> [Task to carry out]:
Please find all lines in the data that hold the string "paper" and copy them.

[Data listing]
___
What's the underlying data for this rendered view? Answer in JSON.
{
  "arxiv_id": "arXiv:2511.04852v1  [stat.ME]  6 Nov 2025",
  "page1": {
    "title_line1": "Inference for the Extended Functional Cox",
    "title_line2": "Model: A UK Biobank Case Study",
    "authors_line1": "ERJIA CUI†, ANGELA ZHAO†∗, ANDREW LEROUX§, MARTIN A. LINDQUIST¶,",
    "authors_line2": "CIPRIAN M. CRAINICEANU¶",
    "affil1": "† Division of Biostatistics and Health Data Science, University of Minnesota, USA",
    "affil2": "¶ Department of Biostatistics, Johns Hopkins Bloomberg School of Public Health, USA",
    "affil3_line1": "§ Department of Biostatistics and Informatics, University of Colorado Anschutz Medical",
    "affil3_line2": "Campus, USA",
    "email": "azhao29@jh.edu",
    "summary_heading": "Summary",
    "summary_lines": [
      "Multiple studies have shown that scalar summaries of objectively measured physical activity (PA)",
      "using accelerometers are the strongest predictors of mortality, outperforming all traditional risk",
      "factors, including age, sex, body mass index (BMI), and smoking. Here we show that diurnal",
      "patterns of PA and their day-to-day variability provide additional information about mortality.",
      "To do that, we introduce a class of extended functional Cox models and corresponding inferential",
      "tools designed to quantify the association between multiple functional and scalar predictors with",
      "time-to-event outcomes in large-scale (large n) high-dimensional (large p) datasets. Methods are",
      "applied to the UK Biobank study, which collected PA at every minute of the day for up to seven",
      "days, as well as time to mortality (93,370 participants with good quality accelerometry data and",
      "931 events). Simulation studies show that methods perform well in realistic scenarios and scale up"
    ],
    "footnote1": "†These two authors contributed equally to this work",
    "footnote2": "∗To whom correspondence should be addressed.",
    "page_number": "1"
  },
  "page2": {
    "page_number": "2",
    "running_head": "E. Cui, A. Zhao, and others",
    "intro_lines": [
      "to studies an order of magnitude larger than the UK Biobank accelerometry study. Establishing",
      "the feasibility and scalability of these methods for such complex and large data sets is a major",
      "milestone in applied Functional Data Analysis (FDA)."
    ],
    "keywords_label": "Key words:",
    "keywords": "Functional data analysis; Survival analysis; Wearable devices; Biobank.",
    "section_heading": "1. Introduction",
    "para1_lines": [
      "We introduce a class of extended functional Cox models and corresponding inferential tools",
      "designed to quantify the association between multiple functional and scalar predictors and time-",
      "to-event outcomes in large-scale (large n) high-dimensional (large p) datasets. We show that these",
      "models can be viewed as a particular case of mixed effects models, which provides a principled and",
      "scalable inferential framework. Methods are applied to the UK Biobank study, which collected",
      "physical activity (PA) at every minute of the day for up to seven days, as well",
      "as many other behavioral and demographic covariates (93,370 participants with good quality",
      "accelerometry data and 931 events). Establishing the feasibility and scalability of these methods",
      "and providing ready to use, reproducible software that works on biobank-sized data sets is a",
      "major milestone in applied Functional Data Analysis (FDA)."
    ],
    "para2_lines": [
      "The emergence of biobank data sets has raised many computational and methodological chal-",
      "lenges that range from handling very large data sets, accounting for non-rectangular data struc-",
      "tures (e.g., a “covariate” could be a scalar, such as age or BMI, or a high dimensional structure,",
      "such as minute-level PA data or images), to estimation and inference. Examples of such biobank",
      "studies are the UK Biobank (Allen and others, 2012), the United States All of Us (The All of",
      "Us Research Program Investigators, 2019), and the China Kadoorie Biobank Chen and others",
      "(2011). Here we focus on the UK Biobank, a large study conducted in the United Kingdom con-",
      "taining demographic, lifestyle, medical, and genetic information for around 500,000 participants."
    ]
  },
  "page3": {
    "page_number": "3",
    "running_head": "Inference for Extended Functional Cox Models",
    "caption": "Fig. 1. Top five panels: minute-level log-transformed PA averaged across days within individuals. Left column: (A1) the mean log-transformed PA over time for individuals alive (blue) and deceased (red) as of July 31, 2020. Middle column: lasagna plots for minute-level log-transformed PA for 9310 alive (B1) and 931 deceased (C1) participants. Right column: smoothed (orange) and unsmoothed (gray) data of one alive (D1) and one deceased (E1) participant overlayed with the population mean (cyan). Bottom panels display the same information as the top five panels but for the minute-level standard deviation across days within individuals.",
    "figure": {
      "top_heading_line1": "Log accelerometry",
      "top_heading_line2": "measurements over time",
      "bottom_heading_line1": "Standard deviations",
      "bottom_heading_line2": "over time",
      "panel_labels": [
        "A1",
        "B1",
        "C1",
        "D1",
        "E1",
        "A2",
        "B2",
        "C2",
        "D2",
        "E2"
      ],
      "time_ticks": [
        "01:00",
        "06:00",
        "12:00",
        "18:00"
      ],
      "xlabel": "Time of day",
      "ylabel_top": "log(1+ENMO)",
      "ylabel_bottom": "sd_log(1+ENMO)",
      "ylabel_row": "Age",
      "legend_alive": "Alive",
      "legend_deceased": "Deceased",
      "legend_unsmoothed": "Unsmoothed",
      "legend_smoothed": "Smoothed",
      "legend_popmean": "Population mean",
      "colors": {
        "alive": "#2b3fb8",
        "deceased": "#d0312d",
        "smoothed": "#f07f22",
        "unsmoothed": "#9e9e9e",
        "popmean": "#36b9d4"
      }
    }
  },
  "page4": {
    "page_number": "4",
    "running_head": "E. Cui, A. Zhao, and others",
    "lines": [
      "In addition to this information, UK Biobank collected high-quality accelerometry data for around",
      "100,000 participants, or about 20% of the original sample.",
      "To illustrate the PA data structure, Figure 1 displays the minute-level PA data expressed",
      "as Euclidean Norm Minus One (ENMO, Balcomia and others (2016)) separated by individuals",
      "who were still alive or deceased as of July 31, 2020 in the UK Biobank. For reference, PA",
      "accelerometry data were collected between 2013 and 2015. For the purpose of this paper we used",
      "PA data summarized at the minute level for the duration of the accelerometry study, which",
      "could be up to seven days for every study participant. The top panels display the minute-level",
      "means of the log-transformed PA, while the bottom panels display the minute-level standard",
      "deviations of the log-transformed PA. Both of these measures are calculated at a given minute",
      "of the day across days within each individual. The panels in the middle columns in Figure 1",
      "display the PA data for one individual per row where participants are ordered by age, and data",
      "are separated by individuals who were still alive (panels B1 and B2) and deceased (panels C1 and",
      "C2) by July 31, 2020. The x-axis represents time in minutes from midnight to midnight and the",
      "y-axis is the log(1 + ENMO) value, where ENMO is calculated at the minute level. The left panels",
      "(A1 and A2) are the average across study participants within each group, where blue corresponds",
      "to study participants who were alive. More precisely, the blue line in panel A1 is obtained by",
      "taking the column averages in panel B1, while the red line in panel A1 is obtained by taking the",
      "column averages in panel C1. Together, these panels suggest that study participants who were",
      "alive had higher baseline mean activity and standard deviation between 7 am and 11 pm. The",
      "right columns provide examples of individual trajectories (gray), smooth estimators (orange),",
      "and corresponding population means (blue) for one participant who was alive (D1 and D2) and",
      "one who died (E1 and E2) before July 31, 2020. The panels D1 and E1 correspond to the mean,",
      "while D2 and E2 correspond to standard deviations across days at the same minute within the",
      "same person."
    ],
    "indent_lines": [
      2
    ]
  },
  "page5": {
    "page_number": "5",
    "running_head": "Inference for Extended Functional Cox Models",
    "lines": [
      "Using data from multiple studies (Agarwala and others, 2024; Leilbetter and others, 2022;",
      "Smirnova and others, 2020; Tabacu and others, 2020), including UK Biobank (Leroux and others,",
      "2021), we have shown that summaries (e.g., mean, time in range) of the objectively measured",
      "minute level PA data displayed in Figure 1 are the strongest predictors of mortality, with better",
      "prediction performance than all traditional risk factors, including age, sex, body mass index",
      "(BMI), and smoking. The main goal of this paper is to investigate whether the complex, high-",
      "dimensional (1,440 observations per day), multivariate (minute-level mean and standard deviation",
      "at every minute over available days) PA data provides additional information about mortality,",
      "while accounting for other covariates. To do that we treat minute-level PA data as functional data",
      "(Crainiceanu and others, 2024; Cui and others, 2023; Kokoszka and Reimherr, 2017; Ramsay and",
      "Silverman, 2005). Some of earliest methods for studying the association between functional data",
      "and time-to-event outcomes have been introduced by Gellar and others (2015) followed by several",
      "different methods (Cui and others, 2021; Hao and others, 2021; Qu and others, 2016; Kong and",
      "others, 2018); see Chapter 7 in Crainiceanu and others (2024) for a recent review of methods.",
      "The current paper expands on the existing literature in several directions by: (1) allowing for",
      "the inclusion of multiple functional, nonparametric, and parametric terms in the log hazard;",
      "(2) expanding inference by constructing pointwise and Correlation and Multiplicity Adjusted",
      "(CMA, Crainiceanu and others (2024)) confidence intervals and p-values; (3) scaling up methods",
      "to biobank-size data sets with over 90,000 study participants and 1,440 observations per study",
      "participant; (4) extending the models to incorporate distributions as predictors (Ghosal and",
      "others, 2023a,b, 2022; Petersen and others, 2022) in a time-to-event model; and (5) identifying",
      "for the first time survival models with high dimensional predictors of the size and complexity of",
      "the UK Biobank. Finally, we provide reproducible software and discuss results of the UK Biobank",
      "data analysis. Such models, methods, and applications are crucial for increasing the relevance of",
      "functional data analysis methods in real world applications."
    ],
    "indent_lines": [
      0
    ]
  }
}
___
> [Task answer]:
      "accelerometry data were collected between 2013 and 2015. For the purpose of this paper we used",
      "(BMI), and smoking. The main goal of this paper is to investigate whether the complex, high-",
      "The current paper expands on the existing literature in several directions by: (1) allowing for",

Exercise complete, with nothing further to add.